Part of a data file:
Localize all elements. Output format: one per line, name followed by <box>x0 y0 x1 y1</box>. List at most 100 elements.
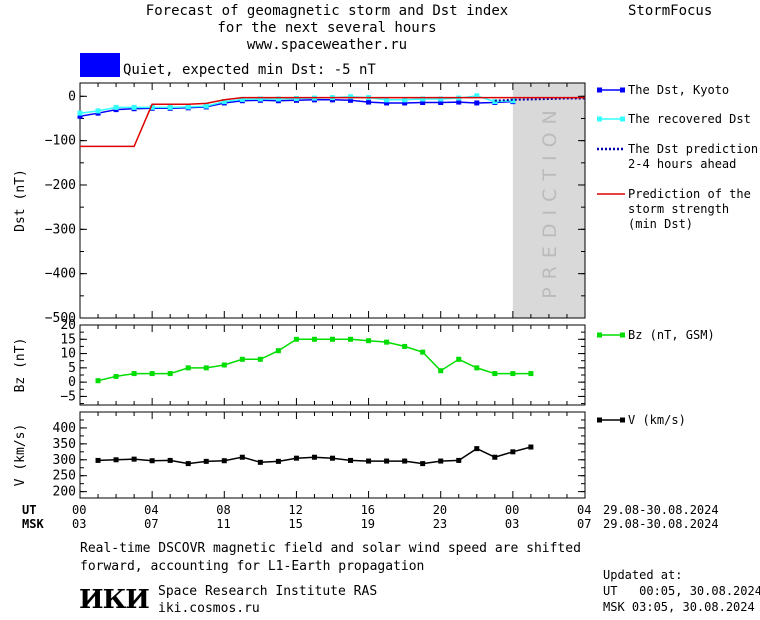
legend-marker <box>597 87 602 93</box>
data-point <box>528 444 534 450</box>
data-point <box>131 456 137 462</box>
panel-frame <box>79 82 586 319</box>
iki-logo: ИКИ <box>79 585 150 615</box>
data-point <box>492 371 498 377</box>
data-point <box>528 371 534 377</box>
legend-marker <box>597 332 602 338</box>
data-point <box>330 336 335 342</box>
data-point <box>402 458 408 464</box>
data-point <box>348 457 354 463</box>
y-axis-label: V (km/s) <box>13 424 28 487</box>
msk-tick-label: 03 <box>72 517 87 531</box>
data-point <box>113 457 119 463</box>
data-point <box>474 446 480 452</box>
data-point <box>438 96 444 102</box>
y-tick-label: 20 <box>60 318 76 333</box>
data-point <box>420 349 426 355</box>
series-line <box>97 338 531 382</box>
legend-label: V (km/s) <box>628 413 686 427</box>
data-point <box>185 365 191 371</box>
data-point <box>221 458 227 464</box>
data-point <box>510 98 516 104</box>
y-tick-label: 0 <box>68 375 76 390</box>
footer-note-line-2: forward, accounting for L1-Earth propaga… <box>80 559 425 574</box>
data-point <box>366 458 372 464</box>
data-point <box>438 458 444 464</box>
data-point <box>456 356 462 362</box>
legend-label: Bz (nT, GSM) <box>628 328 715 342</box>
data-point <box>456 99 462 105</box>
legend-label: storm strength <box>628 202 729 216</box>
data-point <box>239 356 245 362</box>
data-point <box>510 371 516 377</box>
title-line-1: Forecast of geomagnetic storm and Dst in… <box>145 3 509 19</box>
data-point <box>257 459 263 465</box>
legend-marker <box>597 417 602 423</box>
ut-date-range: 29.08-30.08.2024 <box>603 503 719 517</box>
legend-marker <box>620 87 625 93</box>
data-point <box>384 458 390 464</box>
y-axis-label: Dst (nT) <box>13 169 28 232</box>
y-tick-label: −5 <box>60 389 76 404</box>
series-line <box>80 96 585 148</box>
status-text: Quiet, expected min Dst: -5 nT <box>123 62 376 78</box>
data-point <box>167 457 173 463</box>
legend-label: The recovered Dst <box>628 112 751 126</box>
data-point <box>275 348 281 354</box>
data-point <box>149 458 155 464</box>
y-tick-label: −500 <box>45 311 76 326</box>
data-point <box>366 338 372 344</box>
msk-tick-label: 23 <box>432 517 448 531</box>
msk-tick-label: 15 <box>288 517 303 531</box>
y-tick-label: 350 <box>53 437 76 452</box>
data-point <box>402 97 408 103</box>
data-point <box>131 371 137 377</box>
y-tick-label: 15 <box>60 332 76 347</box>
data-point <box>402 343 408 349</box>
data-point <box>167 371 173 377</box>
data-point <box>348 94 354 100</box>
data-point <box>149 371 155 377</box>
chart-title: Forecast of geomagnetic storm and Dst in… <box>117 3 537 54</box>
data-point <box>203 458 209 464</box>
data-point <box>474 93 480 99</box>
footer-note-line-1: Real-time DSCOVR magnetic field and sola… <box>80 541 581 556</box>
data-point <box>185 461 191 467</box>
data-point <box>420 100 426 106</box>
data-point <box>456 457 462 463</box>
y-tick-label: 250 <box>53 469 76 484</box>
y-tick-label: 200 <box>53 485 76 500</box>
y-tick-label: 10 <box>60 347 76 362</box>
ut-tick-label: 08 <box>216 503 231 517</box>
data-point <box>348 97 354 103</box>
y-tick-label: −200 <box>45 178 76 193</box>
data-point <box>257 96 263 102</box>
footer-note: Real-time DSCOVR magnetic field and sola… <box>80 540 581 576</box>
ut-tick-label: 04 <box>144 503 159 517</box>
y-tick-label: 300 <box>53 453 76 468</box>
data-point <box>239 454 245 460</box>
legend-label: 2-4 hours ahead <box>628 157 736 171</box>
data-point <box>366 99 372 105</box>
data-point <box>95 378 101 384</box>
data-point <box>185 104 191 110</box>
y-tick-label: 400 <box>53 421 76 436</box>
msk-tick-label: 19 <box>360 517 376 531</box>
title-line-2: for the next several hours <box>217 20 437 36</box>
data-point <box>293 455 299 461</box>
data-point <box>221 362 227 368</box>
y-tick-label: −100 <box>45 134 76 149</box>
msk-tick-label: 07 <box>577 517 592 531</box>
data-point <box>420 96 426 102</box>
data-point <box>77 110 83 116</box>
ut-tick-label: 04 <box>577 503 592 517</box>
updated-ut: UT 00:05, 30.08.2024 <box>603 584 760 598</box>
updated-msk: MSK 03:05, 30.08.2024 <box>603 600 755 614</box>
ut-axis-label: UT <box>22 503 37 517</box>
data-point <box>311 454 317 460</box>
data-point <box>420 461 426 467</box>
panel-frame <box>79 411 586 499</box>
msk-tick-label: 03 <box>504 517 520 531</box>
legend-label: (min Dst) <box>628 217 693 231</box>
legend-label: The Dst, Kyoto <box>628 83 729 97</box>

**WHAT THE TASK ASKS:** Please write out all the entries again with "data-point" switched to "plot-point" everywhere and everything else left unchanged, leaving the pictures out.

**EXERCISE ANSWER:**
Localize all elements. Output format: one per line, name followed by <box>x0 y0 x1 y1</box>. List at most 100 elements.
legend-marker <box>597 87 602 93</box>
plot-point <box>528 444 534 450</box>
plot-point <box>131 456 137 462</box>
panel-frame <box>79 82 586 319</box>
iki-logo: ИКИ <box>79 585 150 615</box>
plot-point <box>492 371 498 377</box>
plot-point <box>528 371 534 377</box>
legend-marker <box>597 332 602 338</box>
plot-point <box>330 336 335 342</box>
plot-point <box>402 458 408 464</box>
plot-point <box>348 457 354 463</box>
y-axis-label: V (km/s) <box>13 424 28 487</box>
msk-tick-label: 03 <box>72 517 87 531</box>
plot-point <box>113 457 119 463</box>
plot-point <box>474 446 480 452</box>
plot-point <box>438 96 444 102</box>
y-tick-label: 20 <box>60 318 76 333</box>
plot-point <box>420 349 426 355</box>
series-line <box>97 338 531 382</box>
legend-label: V (km/s) <box>628 413 686 427</box>
plot-point <box>185 365 191 371</box>
plot-point <box>221 458 227 464</box>
plot-point <box>510 98 516 104</box>
y-tick-label: 0 <box>68 375 76 390</box>
footer-note-line-2: forward, accounting for L1-Earth propaga… <box>80 559 425 574</box>
plot-point <box>366 458 372 464</box>
plot-point <box>438 458 444 464</box>
plot-point <box>456 356 462 362</box>
legend-label: Bz (nT, GSM) <box>628 328 715 342</box>
plot-point <box>456 99 462 105</box>
legend-label: storm strength <box>628 202 729 216</box>
plot-point <box>239 356 245 362</box>
plot-point <box>510 371 516 377</box>
title-line-1: Forecast of geomagnetic storm and Dst in… <box>145 3 509 19</box>
plot-point <box>257 459 263 465</box>
legend-marker <box>597 417 602 423</box>
ut-date-range: 29.08-30.08.2024 <box>603 503 719 517</box>
legend-marker <box>620 87 625 93</box>
plot-point <box>384 458 390 464</box>
y-axis-label: Dst (nT) <box>13 169 28 232</box>
y-tick-label: −5 <box>60 389 76 404</box>
series-line <box>80 96 585 148</box>
status-text: Quiet, expected min Dst: -5 nT <box>123 62 376 78</box>
plot-point <box>167 457 173 463</box>
legend-label: The recovered Dst <box>628 112 751 126</box>
plot-point <box>275 348 281 354</box>
plot-point <box>149 458 155 464</box>
y-tick-label: −500 <box>45 311 76 326</box>
plot-point <box>366 338 372 344</box>
msk-tick-label: 23 <box>432 517 448 531</box>
msk-tick-label: 15 <box>288 517 303 531</box>
y-tick-label: 350 <box>53 437 76 452</box>
plot-point <box>402 97 408 103</box>
plot-point <box>131 371 137 377</box>
y-tick-label: 15 <box>60 332 76 347</box>
plot-point <box>402 343 408 349</box>
plot-point <box>167 371 173 377</box>
plot-point <box>348 94 354 100</box>
plot-point <box>149 371 155 377</box>
chart-title: Forecast of geomagnetic storm and Dst in… <box>117 3 537 54</box>
plot-point <box>203 458 209 464</box>
plot-point <box>474 93 480 99</box>
footer-note-line-1: Real-time DSCOVR magnetic field and sola… <box>80 541 581 556</box>
plot-point <box>185 461 191 467</box>
plot-point <box>420 100 426 106</box>
plot-point <box>456 457 462 463</box>
y-tick-label: 250 <box>53 469 76 484</box>
y-tick-label: 200 <box>53 485 76 500</box>
y-tick-label: 10 <box>60 347 76 362</box>
ut-tick-label: 08 <box>216 503 231 517</box>
plot-point <box>348 97 354 103</box>
y-tick-label: −200 <box>45 178 76 193</box>
plot-point <box>257 96 263 102</box>
footer-note: Real-time DSCOVR magnetic field and sola… <box>80 540 581 576</box>
ut-tick-label: 04 <box>144 503 159 517</box>
y-tick-label: 300 <box>53 453 76 468</box>
plot-point <box>239 454 245 460</box>
legend-label: 2-4 hours ahead <box>628 157 736 171</box>
plot-point <box>366 99 372 105</box>
plot-point <box>95 378 101 384</box>
plot-point <box>185 104 191 110</box>
y-tick-label: 400 <box>53 421 76 436</box>
msk-tick-label: 19 <box>360 517 376 531</box>
title-line-2: for the next several hours <box>217 20 437 36</box>
plot-point <box>293 455 299 461</box>
plot-point <box>221 362 227 368</box>
y-tick-label: −100 <box>45 134 76 149</box>
msk-tick-label: 07 <box>577 517 592 531</box>
plot-point <box>420 96 426 102</box>
plot-point <box>77 110 83 116</box>
ut-tick-label: 04 <box>577 503 592 517</box>
updated-ut: UT 00:05, 30.08.2024 <box>603 584 760 598</box>
updated-msk: MSK 03:05, 30.08.2024 <box>603 600 755 614</box>
ut-axis-label: UT <box>22 503 37 517</box>
plot-point <box>311 454 317 460</box>
plot-point <box>420 461 426 467</box>
panel-frame <box>79 411 586 499</box>
msk-tick-label: 03 <box>504 517 520 531</box>
legend-label: (min Dst) <box>628 217 693 231</box>
legend-label: The Dst, Kyoto <box>628 83 729 97</box>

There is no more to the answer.